EXERCISE DIRECTIONS: Restate the whole listing exactly.

Dataset entries on figures:
______________________________
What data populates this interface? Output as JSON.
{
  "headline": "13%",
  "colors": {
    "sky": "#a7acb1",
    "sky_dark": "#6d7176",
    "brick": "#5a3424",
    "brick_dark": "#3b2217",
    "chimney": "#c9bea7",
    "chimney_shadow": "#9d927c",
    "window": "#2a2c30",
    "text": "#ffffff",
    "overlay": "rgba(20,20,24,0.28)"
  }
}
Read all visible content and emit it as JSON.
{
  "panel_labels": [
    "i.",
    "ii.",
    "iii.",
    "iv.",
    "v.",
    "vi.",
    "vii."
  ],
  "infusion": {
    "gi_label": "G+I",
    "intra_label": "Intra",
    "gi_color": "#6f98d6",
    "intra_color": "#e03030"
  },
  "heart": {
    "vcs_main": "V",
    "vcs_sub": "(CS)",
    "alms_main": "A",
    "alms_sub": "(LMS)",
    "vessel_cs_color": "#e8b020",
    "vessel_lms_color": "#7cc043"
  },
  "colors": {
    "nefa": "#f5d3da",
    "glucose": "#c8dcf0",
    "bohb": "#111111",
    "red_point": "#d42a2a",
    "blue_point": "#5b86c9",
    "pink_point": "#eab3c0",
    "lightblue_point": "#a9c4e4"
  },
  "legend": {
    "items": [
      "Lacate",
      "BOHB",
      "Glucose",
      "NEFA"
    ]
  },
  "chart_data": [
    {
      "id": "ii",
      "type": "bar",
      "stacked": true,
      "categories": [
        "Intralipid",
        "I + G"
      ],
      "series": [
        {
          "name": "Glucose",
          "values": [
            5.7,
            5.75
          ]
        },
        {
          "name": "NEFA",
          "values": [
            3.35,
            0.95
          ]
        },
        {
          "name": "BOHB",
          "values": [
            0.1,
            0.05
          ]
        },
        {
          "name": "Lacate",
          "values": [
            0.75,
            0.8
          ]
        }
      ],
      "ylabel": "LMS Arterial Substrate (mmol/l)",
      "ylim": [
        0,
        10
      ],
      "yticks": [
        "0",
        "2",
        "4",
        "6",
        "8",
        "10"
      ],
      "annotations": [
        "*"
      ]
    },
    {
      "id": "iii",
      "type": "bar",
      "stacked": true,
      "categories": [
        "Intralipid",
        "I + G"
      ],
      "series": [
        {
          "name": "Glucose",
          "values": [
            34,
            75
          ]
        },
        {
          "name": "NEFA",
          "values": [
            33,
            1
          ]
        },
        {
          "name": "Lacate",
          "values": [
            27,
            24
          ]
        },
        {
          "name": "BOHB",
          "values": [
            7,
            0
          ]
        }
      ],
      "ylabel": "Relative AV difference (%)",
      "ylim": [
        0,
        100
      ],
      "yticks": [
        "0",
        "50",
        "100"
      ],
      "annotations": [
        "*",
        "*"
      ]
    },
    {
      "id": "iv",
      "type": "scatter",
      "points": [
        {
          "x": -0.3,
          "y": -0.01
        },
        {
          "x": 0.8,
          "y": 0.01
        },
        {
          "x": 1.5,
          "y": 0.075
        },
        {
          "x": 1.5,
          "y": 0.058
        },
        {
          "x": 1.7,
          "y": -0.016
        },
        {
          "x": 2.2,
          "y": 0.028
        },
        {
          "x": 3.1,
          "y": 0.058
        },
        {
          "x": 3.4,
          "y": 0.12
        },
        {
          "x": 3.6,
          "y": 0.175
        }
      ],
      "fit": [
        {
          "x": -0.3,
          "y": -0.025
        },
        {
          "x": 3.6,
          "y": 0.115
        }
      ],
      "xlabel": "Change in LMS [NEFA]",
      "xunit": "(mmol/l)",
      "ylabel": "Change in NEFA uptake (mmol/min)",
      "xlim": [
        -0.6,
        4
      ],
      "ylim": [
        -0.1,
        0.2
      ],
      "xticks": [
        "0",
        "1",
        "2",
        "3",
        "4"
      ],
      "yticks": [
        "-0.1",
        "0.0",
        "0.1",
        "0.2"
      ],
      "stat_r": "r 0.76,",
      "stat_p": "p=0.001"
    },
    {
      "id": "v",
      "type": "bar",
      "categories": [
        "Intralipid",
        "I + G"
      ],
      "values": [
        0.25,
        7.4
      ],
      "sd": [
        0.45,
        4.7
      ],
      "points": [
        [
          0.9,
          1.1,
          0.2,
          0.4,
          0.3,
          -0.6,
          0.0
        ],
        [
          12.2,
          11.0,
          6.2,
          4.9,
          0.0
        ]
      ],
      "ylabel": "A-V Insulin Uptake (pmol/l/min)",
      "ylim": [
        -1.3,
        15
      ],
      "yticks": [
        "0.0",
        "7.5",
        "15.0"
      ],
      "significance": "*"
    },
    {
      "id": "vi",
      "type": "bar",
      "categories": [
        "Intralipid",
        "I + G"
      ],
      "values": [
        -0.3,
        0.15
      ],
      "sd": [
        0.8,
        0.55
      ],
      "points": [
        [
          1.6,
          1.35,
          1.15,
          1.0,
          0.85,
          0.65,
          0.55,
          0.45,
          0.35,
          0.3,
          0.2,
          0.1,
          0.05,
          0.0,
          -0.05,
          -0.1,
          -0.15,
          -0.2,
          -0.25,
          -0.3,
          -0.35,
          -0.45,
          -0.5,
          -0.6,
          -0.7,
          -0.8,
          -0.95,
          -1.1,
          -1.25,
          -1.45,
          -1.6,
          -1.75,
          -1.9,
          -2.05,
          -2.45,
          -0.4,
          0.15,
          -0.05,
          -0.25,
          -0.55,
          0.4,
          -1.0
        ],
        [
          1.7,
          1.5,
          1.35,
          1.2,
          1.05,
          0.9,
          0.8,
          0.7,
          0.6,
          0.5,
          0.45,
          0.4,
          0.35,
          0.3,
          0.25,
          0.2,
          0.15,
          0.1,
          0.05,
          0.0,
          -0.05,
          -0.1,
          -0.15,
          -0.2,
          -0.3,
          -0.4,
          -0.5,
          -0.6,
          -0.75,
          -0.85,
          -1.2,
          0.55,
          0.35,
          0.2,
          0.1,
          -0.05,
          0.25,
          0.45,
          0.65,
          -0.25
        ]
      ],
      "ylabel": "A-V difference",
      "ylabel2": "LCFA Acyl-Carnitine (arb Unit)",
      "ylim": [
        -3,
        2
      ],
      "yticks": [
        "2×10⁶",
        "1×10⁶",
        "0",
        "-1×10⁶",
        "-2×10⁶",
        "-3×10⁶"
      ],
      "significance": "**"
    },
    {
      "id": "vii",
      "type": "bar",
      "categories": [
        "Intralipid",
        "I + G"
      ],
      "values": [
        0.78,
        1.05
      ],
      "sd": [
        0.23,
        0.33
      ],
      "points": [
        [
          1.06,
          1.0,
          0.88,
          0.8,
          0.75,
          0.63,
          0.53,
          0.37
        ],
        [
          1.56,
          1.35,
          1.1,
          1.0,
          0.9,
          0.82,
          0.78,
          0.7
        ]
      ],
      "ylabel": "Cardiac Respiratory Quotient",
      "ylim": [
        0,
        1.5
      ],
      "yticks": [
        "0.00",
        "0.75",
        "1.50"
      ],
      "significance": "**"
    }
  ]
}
______________________________
SOLUTION TO THIS PROBLEM:
What data populates this interface? Output as JSON.
{
  "headline": "13%",
  "colors": {
    "sky": "#a7acb1",
    "sky_dark": "#6d7176",
    "brick": "#5a3424",
    "brick_dark": "#3b2217",
    "chimney": "#c9bea7",
    "chimney_shadow": "#9d927c",
    "window": "#2a2c30",
    "text": "#ffffff",
    "overlay": "rgba(20,20,24,0.28)"
  }
}
Read all visible content and emit it as JSON.
{
  "panel_labels": [
    "i.",
    "ii.",
    "iii.",
    "iv.",
    "v.",
    "vi.",
    "vii."
  ],
  "infusion": {
    "gi_label": "G+I",
    "intra_label": "Intra",
    "gi_color": "#6f98d6",
    "intra_color": "#e03030"
  },
  "heart": {
    "vcs_main": "V",
    "vcs_sub": "(CS)",
    "alms_main": "A",
    "alms_sub": "(LMS)",
    "vessel_cs_color": "#e8b020",
    "vessel_lms_color": "#7cc043"
  },
  "colors": {
    "nefa": "#f5d3da",
    "glucose": "#c8dcf0",
    "bohb": "#111111",
    "red_point": "#d42a2a",
    "blue_point": "#5b86c9",
    "pink_point": "#eab3c0",
    "lightblue_point": "#a9c4e4"
  },
  "legend": {
    "items": [
      "Lacate",
      "BOHB",
      "Glucose",
      "NEFA"
    ]
  },
  "chart_data": [
    {
      "id": "ii",
      "type": "bar",
      "stacked": true,
      "categories": [
        "Intralipid",
        "I + G"
      ],
      "series": [
        {
          "name": "Glucose",
          "values": [
            5.7,
            5.75
          ]
        },
        {
          "name": "NEFA",
          "values": [
            3.35,
            0.95
          ]
        },
        {
          "name": "BOHB",
          "values": [
            0.1,
            0.05
          ]
        },
        {
          "name": "Lacate",
          "values": [
            0.75,
            0.8
          ]
        }
      ],
      "ylabel": "LMS Arterial Substrate (mmol/l)",
      "ylim": [
        0,
        10
      ],
      "yticks": [
        "0",
        "2",
        "4",
        "6",
        "8",
        "10"
      ],
      "annotations": [
        "*"
      ]
    },
    {
      "id": "iii",
      "type": "bar",
      "stacked": true,
      "categories": [
        "Intralipid",
        "I + G"
      ],
      "series": [
        {
          "name": "Glucose",
          "values": [
            34,
            75
          ]
        },
        {
          "name": "NEFA",
          "values": [
            33,
            1
          ]
        },
        {
          "name": "Lacate",
          "values": [
            27,
            24
          ]
        },
        {
          "name": "BOHB",
          "values": [
            7,
            0
          ]
        }
      ],
      "ylabel": "Relative AV difference (%)",
      "ylim": [
        0,
        100
      ],
      "yticks": [
        "0",
        "50",
        "100"
      ],
      "annotations": [
        "*",
        "*"
      ]
    },
    {
      "id": "iv",
      "type": "scatter",
      "points": [
        {
          "x": -0.3,
          "y": -0.01
        },
        {
          "x": 0.8,
          "y": 0.01
        },
        {
          "x": 1.5,
          "y": 0.075
        },
        {
          "x": 1.5,
          "y": 0.058
        },
        {
          "x": 1.7,
          "y": -0.016
        },
        {
          "x": 2.2,
          "y": 0.028
        },
        {
          "x": 3.1,
          "y": 0.058
        },
        {
          "x": 3.4,
          "y": 0.12
        },
        {
          "x": 3.6,
          "y": 0.175
        }
      ],
      "fit": [
        {
          "x": -0.3,
          "y": -0.025
        },
        {
          "x": 3.6,
          "y": 0.115
        }
      ],
      "xlabel": "Change in LMS [NEFA]",
      "xunit": "(mmol/l)",
      "ylabel": "Change in NEFA uptake (mmol/min)",
      "xlim": [
        -0.6,
        4
      ],
      "ylim": [
        -0.1,
        0.2
      ],
      "xticks": [
        "0",
        "1",
        "2",
        "3",
        "4"
      ],
      "yticks": [
        "-0.1",
        "0.0",
        "0.1",
        "0.2"
      ],
      "stat_r": "r 0.76,",
      "stat_p": "p=0.001"
    },
    {
      "id": "v",
      "type": "bar",
      "categories": [
        "Intralipid",
        "I + G"
      ],
      "values": [
        0.25,
        7.4
      ],
      "sd": [
        0.45,
        4.7
      ],
      "points": [
        [
          0.9,
          1.1,
          0.2,
          0.4,
          0.3,
          -0.6,
          0.0
        ],
        [
          12.2,
          11.0,
          6.2,
          4.9,
          0.0
        ]
      ],
      "ylabel": "A-V Insulin Uptake (pmol/l/min)",
      "ylim": [
        -1.3,
        15
      ],
      "yticks": [
        "0.0",
        "7.5",
        "15.0"
      ],
      "significance": "*"
    },
    {
      "id": "vi",
      "type": "bar",
      "categories": [
        "Intralipid",
        "I + G"
      ],
      "values": [
        -0.3,
        0.15
      ],
      "sd": [
        0.8,
        0.55
      ],
      "points": [
        [
          1.6,
          1.35,
          1.15,
          1.0,
          0.85,
          0.65,
          0.55,
          0.45,
          0.35,
          0.3,
          0.2,
          0.1,
          0.05,
          0.0,
          -0.05,
          -0.1,
          -0.15,
          -0.2,
          -0.25,
          -0.3,
          -0.35,
          -0.45,
          -0.5,
          -0.6,
          -0.7,
          -0.8,
          -0.95,
          -1.1,
          -1.25,
          -1.45,
          -1.6,
          -1.75,
          -1.9,
          -2.05,
          -2.45,
          -0.4,
          0.15,
          -0.05,
          -0.25,
          -0.55,
          0.4,
          -1.0
        ],
        [
          1.7,
          1.5,
          1.35,
          1.2,
          1.05,
          0.9,
          0.8,
          0.7,
          0.6,
          0.5,
          0.45,
          0.4,
          0.35,
          0.3,
          0.25,
          0.2,
          0.15,
          0.1,
          0.05,
          0.0,
          -0.05,
          -0.1,
          -0.15,
          -0.2,
          -0.3,
          -0.4,
          -0.5,
          -0.6,
          -0.75,
          -0.85,
          -1.2,
          0.55,
          0.35,
          0.2,
          0.1,
          -0.05,
          0.25,
          0.45,
          0.65,
          -0.25
        ]
      ],
      "ylabel": "A-V difference",
      "ylabel2": "LCFA Acyl-Carnitine (arb Unit)",
      "ylim": [
        -3,
        2
      ],
      "yticks": [
        "2×10⁶",
        "1×10⁶",
        "0",
        "-1×10⁶",
        "-2×10⁶",
        "-3×10⁶"
      ],
      "significance": "**"
    },
    {
      "id": "vii",
      "type": "bar",
      "categories": [
        "Intralipid",
        "I + G"
      ],
      "values": [
        0.78,
        1.05
      ],
      "sd": [
        0.23,
        0.33
      ],
      "points": [
        [
          1.06,
          1.0,
          0.88,
          0.8,
          0.75,
          0.63,
          0.53,
          0.37
        ],
        [
          1.56,
          1.35,
          1.1,
          1.0,
          0.9,
          0.82,
          0.78,
          0.7
        ]
      ],
      "ylabel": "Cardiac Respiratory Quotient",
      "ylim": [
        0,
        1.5
      ],
      "yticks": [
        "0.00",
        "0.75",
        "1.50"
      ],
      "significance": "**"
    }
  ]
}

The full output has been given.